• _TEXT_:
[Start of section]

Estate of Clark v. Walker
2017 U.S. App. LEXIS 13511
| 7th Cir. | 2017Background
- Ryan Clark, with a documented history of depression, alcohol abuse, prior self-harm, and a prior jail suicide attempt, was admitted to Green Lake County Jail intoxicated in May 2012.
- During intake Officer Bruce Walker administered the Spillman suicide-risk screening, which produced a "maximum" risk result; Walker did not implement the jail’s suicide-prevention protocol or notify others.
- Nurse Tina Kuehn (a private-contracted nurse) performed medical intake, noted Clark was on antidepressants but did not confirm medication, did not initiate suicide precautions, and placed Clark in a solitary detox cell rather than a suicide-prevention cell.
- Clark was found dead by suicide four days later; officers on duty were unaware of his suicide risk and had not been informed by Walker or Kuehn.

[End of section]

• _GIVEN RECORDS_:
[Start of section]

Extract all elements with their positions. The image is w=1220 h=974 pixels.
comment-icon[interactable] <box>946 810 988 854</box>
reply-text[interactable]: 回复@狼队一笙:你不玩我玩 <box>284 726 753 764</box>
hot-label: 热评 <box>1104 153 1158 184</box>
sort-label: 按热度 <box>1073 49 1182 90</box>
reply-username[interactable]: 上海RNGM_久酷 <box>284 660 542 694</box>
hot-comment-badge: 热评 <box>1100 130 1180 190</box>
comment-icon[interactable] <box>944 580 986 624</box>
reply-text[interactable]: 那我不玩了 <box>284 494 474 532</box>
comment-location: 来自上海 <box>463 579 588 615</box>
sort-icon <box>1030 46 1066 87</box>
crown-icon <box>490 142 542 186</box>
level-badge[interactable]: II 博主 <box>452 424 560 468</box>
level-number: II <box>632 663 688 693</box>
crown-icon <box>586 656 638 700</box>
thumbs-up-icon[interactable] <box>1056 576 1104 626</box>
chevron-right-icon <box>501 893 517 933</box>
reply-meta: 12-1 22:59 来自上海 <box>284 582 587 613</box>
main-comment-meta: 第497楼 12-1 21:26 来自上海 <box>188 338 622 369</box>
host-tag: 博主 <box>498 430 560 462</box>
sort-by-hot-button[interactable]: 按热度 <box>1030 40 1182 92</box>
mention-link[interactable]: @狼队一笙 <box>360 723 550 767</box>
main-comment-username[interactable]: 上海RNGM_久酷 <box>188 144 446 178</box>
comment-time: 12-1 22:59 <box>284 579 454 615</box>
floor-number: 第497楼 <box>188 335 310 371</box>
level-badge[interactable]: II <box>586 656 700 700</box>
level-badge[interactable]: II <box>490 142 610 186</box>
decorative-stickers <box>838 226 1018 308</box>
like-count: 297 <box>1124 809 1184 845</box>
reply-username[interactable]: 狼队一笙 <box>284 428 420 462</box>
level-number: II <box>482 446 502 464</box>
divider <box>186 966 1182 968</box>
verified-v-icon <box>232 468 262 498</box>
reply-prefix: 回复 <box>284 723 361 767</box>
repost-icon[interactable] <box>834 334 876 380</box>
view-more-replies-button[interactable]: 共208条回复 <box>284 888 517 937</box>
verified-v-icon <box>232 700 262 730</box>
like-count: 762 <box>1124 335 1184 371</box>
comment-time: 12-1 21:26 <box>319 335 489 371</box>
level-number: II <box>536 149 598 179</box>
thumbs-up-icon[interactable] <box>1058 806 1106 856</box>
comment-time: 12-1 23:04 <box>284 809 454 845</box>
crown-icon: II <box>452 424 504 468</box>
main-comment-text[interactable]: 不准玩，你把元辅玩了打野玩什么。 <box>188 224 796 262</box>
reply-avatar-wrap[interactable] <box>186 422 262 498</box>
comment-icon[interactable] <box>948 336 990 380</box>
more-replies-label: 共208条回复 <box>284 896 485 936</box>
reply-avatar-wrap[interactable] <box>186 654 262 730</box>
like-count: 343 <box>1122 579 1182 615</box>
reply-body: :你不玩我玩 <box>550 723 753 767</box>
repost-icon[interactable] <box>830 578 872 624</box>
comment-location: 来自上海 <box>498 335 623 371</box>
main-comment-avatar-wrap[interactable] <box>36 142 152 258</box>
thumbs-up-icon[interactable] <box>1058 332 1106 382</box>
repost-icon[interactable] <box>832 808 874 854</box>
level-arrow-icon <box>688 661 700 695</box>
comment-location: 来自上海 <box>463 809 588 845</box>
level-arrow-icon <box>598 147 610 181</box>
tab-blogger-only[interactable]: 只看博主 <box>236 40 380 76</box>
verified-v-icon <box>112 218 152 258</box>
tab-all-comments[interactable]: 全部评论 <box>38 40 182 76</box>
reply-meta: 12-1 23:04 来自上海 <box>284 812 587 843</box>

[End of section]

Copy out the part of the Clark case summary that opens with the words "- During intake" and closes with "Walker or Kuehn.", word for word. You can leave the lines aside; they aren't needed here.

- During intake Officer Bruce Walker administered the Spillman suicide-risk screening, which produced a "maximum" risk result; Walker did not implement the jail’s suicide-prevention protocol or notify others.
- Nurse Tina Kuehn (a private-contracted nurse) performed medical intake, noted Clark was on antidepressants but did not confirm medication, did not initiate suicide precautions, and placed Clark in a solitary detox cell rather than a suicide-prevention cell.
- Clark was found dead by suicide four days later; officers on duty were unaware of his suicide risk and had not been informed by Walker or Kuehn.